WHAT THIS TASK INVOLVES:
Copy down every line where the string "have" shows up.

Data records:
-=-=-=-=-

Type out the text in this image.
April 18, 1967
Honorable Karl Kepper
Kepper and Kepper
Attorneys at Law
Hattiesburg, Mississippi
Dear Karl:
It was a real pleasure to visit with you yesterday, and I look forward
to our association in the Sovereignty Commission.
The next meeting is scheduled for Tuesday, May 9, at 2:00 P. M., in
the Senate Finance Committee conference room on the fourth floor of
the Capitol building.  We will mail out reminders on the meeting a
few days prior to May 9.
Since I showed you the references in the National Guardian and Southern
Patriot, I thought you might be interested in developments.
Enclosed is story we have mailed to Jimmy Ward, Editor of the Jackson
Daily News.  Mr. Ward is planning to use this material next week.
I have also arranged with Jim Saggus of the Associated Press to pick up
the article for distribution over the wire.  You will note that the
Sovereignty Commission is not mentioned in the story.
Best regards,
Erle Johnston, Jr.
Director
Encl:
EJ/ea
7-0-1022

-=-=-=-=-

TASK ANSWER:
Enclosed is story we have mailed to Jimmy Ward, Editor of the Jackson
I have also arranged with Jim Saggus of the Associated Press to pick up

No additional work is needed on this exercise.